Records for this exercise:
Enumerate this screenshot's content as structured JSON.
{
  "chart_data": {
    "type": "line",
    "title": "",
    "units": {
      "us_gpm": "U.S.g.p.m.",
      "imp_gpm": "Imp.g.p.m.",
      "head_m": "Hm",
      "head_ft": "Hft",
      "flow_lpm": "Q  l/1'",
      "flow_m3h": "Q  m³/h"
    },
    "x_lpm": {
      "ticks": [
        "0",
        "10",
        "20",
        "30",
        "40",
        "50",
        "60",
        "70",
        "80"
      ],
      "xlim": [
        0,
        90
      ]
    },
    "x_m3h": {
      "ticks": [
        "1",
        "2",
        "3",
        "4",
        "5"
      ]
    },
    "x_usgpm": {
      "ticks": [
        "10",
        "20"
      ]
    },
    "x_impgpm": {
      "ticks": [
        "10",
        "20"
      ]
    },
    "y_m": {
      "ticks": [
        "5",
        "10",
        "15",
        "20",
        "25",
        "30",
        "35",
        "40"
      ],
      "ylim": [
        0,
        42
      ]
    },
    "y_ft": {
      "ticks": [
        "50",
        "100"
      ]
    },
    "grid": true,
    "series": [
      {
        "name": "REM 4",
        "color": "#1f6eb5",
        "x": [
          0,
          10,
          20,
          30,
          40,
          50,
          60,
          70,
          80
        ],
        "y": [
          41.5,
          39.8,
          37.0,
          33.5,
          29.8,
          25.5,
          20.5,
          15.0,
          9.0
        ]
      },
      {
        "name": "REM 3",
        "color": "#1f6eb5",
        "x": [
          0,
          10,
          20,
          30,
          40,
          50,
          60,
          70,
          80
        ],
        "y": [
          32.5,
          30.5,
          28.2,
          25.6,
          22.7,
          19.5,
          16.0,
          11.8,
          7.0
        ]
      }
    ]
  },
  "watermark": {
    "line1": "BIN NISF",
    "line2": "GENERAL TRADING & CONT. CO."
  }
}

Exercise requirements:
Without leaving anything out, give the entries again exactly.

Reply:
Enumerate this screenshot's content as structured JSON.
{
  "chart_data": {
    "type": "line",
    "title": "",
    "units": {
      "us_gpm": "U.S.g.p.m.",
      "imp_gpm": "Imp.g.p.m.",
      "head_m": "Hm",
      "head_ft": "Hft",
      "flow_lpm": "Q  l/1'",
      "flow_m3h": "Q  m³/h"
    },
    "x_lpm": {
      "ticks": [
        "0",
        "10",
        "20",
        "30",
        "40",
        "50",
        "60",
        "70",
        "80"
      ],
      "xlim": [
        0,
        90
      ]
    },
    "x_m3h": {
      "ticks": [
        "1",
        "2",
        "3",
        "4",
        "5"
      ]
    },
    "x_usgpm": {
      "ticks": [
        "10",
        "20"
      ]
    },
    "x_impgpm": {
      "ticks": [
        "10",
        "20"
      ]
    },
    "y_m": {
      "ticks": [
        "5",
        "10",
        "15",
        "20",
        "25",
        "30",
        "35",
        "40"
      ],
      "ylim": [
        0,
        42
      ]
    },
    "y_ft": {
      "ticks": [
        "50",
        "100"
      ]
    },
    "grid": true,
    "series": [
      {
        "name": "REM 4",
        "color": "#1f6eb5",
        "x": [
          0,
          10,
          20,
          30,
          40,
          50,
          60,
          70,
          80
        ],
        "y": [
          41.5,
          39.8,
          37.0,
          33.5,
          29.8,
          25.5,
          20.5,
          15.0,
          9.0
        ]
      },
      {
        "name": "REM 3",
        "color": "#1f6eb5",
        "x": [
          0,
          10,
          20,
          30,
          40,
          50,
          60,
          70,
          80
        ],
        "y": [
          32.5,
          30.5,
          28.2,
          25.6,
          22.7,
          19.5,
          16.0,
          11.8,
          7.0
        ]
      }
    ]
  },
  "watermark": {
    "line1": "BIN NISF",
    "line2": "GENERAL TRADING & CONT. CO."
  }
}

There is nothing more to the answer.